#### [Provided records]

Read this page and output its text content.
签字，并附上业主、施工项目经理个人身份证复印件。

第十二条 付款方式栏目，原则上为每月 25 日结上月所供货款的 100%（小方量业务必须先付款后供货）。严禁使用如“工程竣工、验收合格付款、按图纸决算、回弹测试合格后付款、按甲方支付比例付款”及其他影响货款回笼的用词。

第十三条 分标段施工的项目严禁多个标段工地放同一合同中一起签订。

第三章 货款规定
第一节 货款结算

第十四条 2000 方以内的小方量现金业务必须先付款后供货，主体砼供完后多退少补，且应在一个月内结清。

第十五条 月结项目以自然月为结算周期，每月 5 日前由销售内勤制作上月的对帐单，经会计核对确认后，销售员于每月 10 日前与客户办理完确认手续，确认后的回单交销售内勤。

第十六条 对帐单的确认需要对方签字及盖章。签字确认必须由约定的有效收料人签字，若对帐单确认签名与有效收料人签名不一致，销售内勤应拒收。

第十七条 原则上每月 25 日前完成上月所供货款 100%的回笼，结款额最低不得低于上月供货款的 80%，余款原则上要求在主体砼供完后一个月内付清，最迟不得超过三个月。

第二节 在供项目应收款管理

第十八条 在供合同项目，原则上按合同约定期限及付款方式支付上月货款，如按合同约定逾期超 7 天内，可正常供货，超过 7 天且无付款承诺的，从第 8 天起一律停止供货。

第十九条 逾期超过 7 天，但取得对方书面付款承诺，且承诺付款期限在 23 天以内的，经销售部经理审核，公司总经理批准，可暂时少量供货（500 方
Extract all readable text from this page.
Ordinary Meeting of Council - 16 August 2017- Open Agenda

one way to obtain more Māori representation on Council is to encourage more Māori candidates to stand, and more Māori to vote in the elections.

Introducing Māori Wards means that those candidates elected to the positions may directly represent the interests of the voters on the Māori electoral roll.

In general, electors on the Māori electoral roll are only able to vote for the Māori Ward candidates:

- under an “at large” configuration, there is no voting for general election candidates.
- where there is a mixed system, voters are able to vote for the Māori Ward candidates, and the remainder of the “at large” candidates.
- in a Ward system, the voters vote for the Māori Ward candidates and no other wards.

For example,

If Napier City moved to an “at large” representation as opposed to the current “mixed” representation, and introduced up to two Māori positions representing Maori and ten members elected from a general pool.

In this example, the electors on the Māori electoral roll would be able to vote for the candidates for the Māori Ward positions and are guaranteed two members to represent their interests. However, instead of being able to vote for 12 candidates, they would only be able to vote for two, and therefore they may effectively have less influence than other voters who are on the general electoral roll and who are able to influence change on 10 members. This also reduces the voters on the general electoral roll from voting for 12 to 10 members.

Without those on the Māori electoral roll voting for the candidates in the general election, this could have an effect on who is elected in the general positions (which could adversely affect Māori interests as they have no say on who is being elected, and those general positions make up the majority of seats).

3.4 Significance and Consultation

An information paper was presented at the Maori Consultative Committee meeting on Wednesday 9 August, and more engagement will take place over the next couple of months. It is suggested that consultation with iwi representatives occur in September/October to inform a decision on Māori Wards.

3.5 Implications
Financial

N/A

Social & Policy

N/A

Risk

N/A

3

---

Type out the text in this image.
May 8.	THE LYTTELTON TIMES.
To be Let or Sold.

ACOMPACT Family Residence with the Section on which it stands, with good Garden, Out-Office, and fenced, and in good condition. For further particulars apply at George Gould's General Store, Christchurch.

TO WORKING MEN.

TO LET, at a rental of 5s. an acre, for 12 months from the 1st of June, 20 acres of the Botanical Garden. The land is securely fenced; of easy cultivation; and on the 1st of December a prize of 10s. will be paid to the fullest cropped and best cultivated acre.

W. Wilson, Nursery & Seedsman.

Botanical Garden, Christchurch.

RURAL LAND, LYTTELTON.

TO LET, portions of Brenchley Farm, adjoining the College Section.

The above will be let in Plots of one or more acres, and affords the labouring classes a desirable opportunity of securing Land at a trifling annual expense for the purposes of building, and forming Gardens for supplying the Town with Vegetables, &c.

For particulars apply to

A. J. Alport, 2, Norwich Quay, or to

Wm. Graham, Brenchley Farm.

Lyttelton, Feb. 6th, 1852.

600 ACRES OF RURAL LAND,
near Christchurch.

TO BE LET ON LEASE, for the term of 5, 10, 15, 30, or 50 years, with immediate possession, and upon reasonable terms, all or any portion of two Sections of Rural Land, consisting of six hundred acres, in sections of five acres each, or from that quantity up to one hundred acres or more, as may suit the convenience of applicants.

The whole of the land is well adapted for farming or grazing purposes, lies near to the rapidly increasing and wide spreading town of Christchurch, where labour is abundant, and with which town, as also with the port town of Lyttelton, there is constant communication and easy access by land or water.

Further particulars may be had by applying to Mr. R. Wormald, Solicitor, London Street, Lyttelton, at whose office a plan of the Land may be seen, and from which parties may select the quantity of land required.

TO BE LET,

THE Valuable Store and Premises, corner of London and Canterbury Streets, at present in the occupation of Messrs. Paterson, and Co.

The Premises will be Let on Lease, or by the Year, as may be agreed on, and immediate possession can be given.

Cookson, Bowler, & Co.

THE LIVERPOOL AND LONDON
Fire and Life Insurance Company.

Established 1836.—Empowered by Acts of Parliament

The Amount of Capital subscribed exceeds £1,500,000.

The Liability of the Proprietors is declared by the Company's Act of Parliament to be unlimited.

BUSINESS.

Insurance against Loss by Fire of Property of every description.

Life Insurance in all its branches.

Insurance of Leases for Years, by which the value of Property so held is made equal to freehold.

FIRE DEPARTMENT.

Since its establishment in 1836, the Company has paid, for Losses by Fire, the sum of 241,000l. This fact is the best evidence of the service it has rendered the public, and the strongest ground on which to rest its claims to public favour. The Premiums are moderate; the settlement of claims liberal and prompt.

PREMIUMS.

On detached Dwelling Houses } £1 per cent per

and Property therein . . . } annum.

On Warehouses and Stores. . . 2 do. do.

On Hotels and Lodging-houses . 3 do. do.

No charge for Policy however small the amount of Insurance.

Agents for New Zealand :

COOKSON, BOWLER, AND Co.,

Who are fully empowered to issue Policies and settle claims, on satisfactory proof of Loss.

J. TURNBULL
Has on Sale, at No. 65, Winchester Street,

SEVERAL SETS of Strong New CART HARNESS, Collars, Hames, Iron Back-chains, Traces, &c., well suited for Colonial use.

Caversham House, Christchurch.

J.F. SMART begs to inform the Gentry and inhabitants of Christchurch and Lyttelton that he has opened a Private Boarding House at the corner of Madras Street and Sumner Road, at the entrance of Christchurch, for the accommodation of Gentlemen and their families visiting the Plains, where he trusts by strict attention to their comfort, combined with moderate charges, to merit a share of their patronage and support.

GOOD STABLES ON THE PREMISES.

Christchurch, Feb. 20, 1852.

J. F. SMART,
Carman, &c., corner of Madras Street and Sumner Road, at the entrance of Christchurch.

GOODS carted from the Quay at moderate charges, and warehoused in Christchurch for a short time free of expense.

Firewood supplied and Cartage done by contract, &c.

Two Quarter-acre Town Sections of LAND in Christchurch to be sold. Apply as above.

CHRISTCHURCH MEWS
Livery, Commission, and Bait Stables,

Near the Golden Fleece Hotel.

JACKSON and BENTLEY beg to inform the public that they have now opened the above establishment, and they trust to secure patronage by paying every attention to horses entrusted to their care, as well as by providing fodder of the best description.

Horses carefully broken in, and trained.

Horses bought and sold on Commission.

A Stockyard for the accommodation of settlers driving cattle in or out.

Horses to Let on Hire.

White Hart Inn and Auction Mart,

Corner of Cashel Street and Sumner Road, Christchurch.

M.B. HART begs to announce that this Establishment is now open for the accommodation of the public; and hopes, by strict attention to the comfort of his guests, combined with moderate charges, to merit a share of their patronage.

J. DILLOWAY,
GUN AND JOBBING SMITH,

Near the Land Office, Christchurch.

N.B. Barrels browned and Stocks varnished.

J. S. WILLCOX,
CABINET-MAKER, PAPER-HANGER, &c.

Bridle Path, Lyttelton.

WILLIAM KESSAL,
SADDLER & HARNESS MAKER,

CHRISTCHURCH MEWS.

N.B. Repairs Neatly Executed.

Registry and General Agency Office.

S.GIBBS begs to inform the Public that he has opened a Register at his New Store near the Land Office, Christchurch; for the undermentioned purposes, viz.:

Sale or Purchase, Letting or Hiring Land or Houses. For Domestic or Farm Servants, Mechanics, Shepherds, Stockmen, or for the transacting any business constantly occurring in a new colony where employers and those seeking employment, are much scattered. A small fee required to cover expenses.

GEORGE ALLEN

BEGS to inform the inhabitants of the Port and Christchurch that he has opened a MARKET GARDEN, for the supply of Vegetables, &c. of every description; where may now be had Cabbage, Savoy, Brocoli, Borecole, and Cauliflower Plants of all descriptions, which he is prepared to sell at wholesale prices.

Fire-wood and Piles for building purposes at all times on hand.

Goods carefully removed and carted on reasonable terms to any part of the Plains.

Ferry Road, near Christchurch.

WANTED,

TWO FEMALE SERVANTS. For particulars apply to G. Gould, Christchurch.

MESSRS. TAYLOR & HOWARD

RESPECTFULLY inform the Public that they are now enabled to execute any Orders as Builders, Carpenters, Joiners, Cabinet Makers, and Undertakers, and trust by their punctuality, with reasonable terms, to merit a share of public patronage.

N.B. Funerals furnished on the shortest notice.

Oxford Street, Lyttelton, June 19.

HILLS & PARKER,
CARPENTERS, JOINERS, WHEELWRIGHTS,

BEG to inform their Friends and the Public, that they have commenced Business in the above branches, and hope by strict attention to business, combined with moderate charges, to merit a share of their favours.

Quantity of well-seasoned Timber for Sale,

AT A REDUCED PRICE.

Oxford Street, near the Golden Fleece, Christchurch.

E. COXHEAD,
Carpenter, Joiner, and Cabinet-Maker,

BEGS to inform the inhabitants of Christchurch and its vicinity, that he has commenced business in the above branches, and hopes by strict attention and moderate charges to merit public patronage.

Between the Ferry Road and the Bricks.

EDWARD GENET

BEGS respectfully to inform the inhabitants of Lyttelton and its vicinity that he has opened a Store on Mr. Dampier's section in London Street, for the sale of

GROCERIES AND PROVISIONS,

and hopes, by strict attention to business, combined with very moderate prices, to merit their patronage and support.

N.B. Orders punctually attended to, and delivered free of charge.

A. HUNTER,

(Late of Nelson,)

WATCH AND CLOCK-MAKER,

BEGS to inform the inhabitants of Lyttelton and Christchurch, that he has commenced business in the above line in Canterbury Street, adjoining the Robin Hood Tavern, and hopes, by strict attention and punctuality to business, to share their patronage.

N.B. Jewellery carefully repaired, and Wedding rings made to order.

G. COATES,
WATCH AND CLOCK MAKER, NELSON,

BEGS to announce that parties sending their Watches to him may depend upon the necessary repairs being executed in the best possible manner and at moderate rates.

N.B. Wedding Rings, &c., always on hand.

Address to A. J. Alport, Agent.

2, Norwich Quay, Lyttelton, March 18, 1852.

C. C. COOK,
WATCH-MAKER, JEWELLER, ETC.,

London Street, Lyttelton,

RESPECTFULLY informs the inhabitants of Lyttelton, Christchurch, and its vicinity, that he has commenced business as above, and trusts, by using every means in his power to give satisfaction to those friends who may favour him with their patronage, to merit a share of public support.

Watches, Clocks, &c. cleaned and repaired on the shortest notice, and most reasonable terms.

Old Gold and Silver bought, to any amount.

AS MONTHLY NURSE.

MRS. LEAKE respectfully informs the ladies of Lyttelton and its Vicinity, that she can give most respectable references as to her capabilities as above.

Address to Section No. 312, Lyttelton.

#### [Your task]
Gather each line of the listing that holds the string "Vegetables".

#### [Written solution]
The above will be let in Plots of one or more acres, and affords the labouring classes a desirable opportunity of securing Land at a trifling annual expense for the purposes of building, and forming Gardens for supplying the Town with Vegetables, &c.
BEGS to inform the inhabitants of the Port and Christchurch that he has opened a MARKET GARDEN, for the supply of Vegetables, &c. of every description; where may now be had Cabbage, Savoy, Brocoli, Borecole, and Cauliflower Plants of all descriptions, which he is prepared to sell at wholesale prices.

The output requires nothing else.